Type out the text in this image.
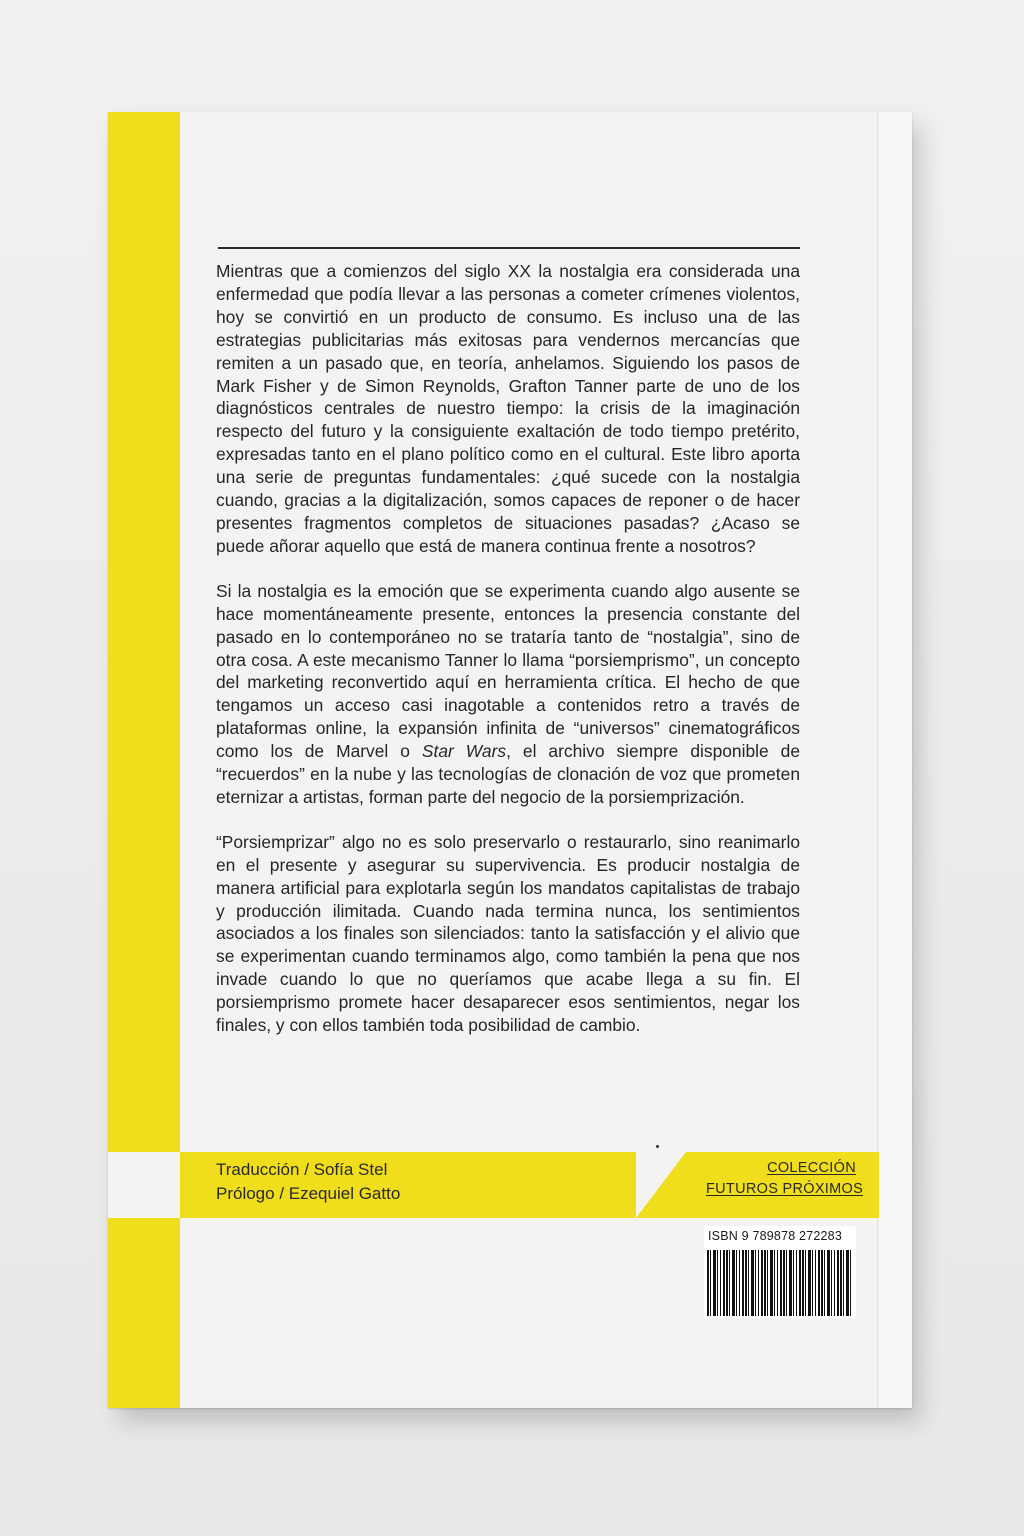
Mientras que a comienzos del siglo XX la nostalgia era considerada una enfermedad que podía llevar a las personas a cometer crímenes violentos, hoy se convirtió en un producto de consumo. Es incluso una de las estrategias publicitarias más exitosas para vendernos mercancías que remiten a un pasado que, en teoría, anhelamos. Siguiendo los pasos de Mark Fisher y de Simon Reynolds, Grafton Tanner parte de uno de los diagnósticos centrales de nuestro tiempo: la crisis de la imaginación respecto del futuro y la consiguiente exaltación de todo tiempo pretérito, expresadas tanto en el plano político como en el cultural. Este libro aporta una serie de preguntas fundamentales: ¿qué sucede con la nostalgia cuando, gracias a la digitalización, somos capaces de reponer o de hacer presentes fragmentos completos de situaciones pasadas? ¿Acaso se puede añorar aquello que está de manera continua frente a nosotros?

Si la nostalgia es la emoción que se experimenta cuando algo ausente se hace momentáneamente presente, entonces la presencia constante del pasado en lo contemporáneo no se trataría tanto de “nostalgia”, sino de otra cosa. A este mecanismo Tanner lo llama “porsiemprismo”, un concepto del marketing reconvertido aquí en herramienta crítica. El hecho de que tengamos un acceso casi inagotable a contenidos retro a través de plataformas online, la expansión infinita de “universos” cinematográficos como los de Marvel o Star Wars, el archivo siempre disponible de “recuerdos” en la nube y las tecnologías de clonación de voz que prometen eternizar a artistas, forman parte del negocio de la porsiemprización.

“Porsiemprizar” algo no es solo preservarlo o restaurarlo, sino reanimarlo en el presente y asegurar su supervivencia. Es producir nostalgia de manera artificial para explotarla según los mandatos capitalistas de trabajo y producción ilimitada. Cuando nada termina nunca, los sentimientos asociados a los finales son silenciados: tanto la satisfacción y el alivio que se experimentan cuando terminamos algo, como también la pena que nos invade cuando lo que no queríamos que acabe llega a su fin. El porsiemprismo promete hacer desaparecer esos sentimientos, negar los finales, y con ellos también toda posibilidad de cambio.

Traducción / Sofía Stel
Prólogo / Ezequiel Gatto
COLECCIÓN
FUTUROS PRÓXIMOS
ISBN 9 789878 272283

────────

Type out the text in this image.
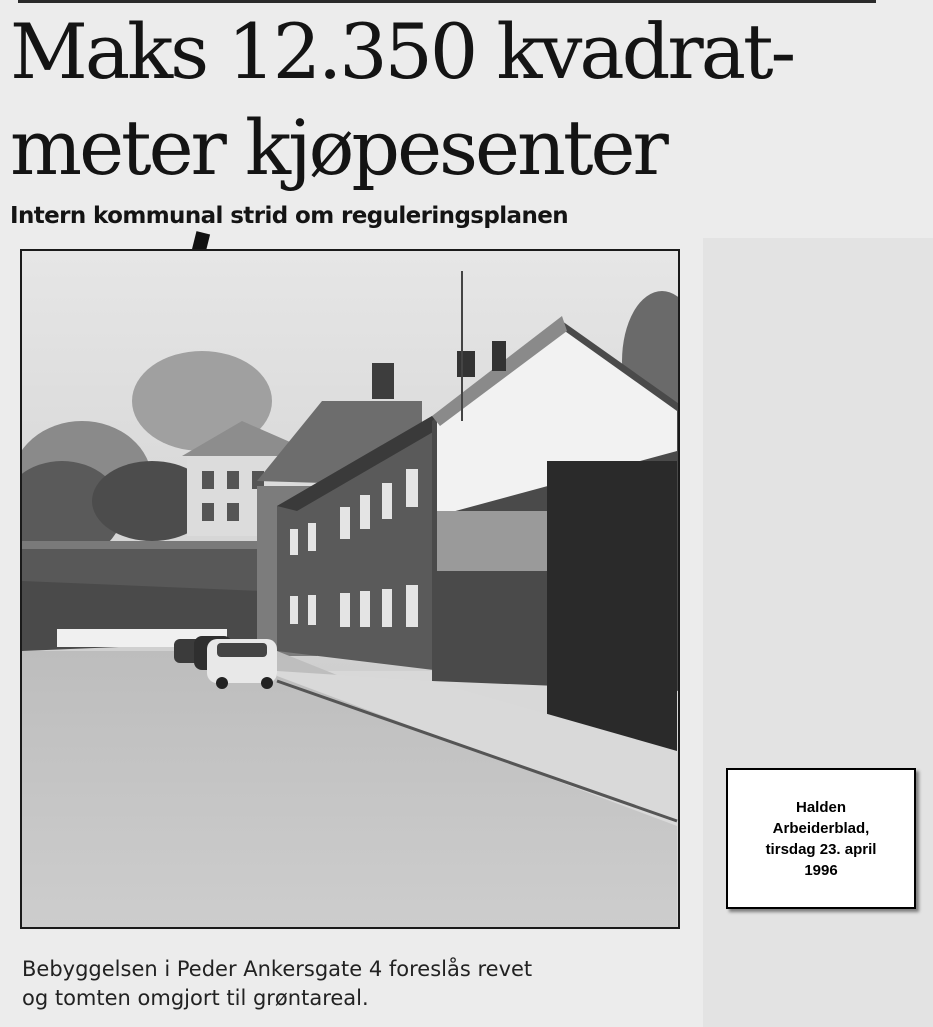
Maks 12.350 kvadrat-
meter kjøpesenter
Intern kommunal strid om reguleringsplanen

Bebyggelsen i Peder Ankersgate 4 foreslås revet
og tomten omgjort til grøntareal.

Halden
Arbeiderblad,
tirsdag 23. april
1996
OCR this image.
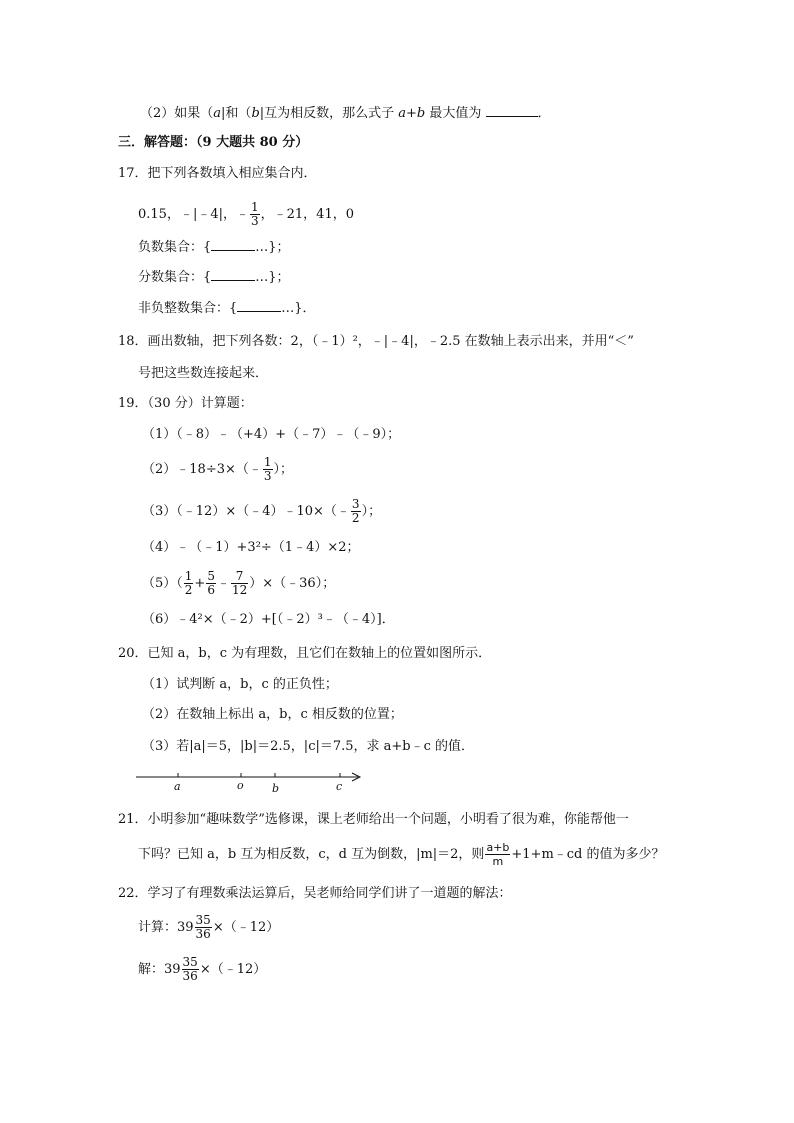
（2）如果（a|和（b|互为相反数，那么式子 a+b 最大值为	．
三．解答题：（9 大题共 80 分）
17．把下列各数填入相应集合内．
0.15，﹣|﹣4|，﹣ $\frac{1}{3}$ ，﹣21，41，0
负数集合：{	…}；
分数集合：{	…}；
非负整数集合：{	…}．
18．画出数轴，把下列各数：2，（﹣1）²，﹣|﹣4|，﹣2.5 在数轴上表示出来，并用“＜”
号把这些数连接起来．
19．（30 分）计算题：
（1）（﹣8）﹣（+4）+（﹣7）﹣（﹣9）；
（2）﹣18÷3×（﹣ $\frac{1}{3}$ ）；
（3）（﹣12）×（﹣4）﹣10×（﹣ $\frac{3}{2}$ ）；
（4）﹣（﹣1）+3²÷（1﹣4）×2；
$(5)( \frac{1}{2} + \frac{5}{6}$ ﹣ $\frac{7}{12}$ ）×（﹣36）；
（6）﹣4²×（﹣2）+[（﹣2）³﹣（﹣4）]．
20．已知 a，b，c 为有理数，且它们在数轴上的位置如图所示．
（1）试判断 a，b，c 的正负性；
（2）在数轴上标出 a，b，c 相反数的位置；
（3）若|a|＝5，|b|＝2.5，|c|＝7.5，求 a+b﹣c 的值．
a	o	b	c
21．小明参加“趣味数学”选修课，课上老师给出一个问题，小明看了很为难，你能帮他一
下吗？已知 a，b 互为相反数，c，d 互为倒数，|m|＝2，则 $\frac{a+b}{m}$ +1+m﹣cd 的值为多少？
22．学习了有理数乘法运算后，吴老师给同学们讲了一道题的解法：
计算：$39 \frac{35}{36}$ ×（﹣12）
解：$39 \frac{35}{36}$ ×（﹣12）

────────

### Given exercise
In the entries above, find each line with the word "Tanner" and copy it.

### Answer to this exercise
Mientras que a comienzos del siglo XX la nostalgia era considerada una enfermedad que podía llevar a las personas a cometer crímenes violentos, hoy se convirtió en un producto de consumo. Es incluso una de las estrategias publicitarias más exitosas para vendernos mercancías que remiten a un pasado que, en teoría, anhelamos. Siguiendo los pasos de Mark Fisher y de Simon Reynolds, Grafton Tanner parte de uno de los diagnósticos centrales de nuestro tiempo: la crisis de la imaginación respecto del futuro y la consiguiente exaltación de todo tiempo pretérito, expresadas tanto en el plano político como en el cultural. Este libro aporta una serie de preguntas fundamentales: ¿qué sucede con la nostalgia cuando, gracias a la digitalización, somos capaces de reponer o de hacer presentes fragmentos completos de situaciones pasadas? ¿Acaso se puede añorar aquello que está de manera continua frente a nosotros?
Si la nostalgia es la emoción que se experimenta cuando algo ausente se hace momentáneamente presente, entonces la presencia constante del pasado en lo contemporáneo no se trataría tanto de “nostalgia”, sino de otra cosa. A este mecanismo Tanner lo llama “porsiemprismo”, un concepto del marketing reconvertido aquí en herramienta crítica. El hecho de que tengamos un acceso casi inagotable a contenidos retro a través de plataformas online, la expansión infinita de “universos” cinematográficos como los de Marvel o Star Wars, el archivo siempre disponible de “recuerdos” en la nube y las tecnologías de clonación de voz que prometen eternizar a artistas, forman parte del negocio de la porsiemprización.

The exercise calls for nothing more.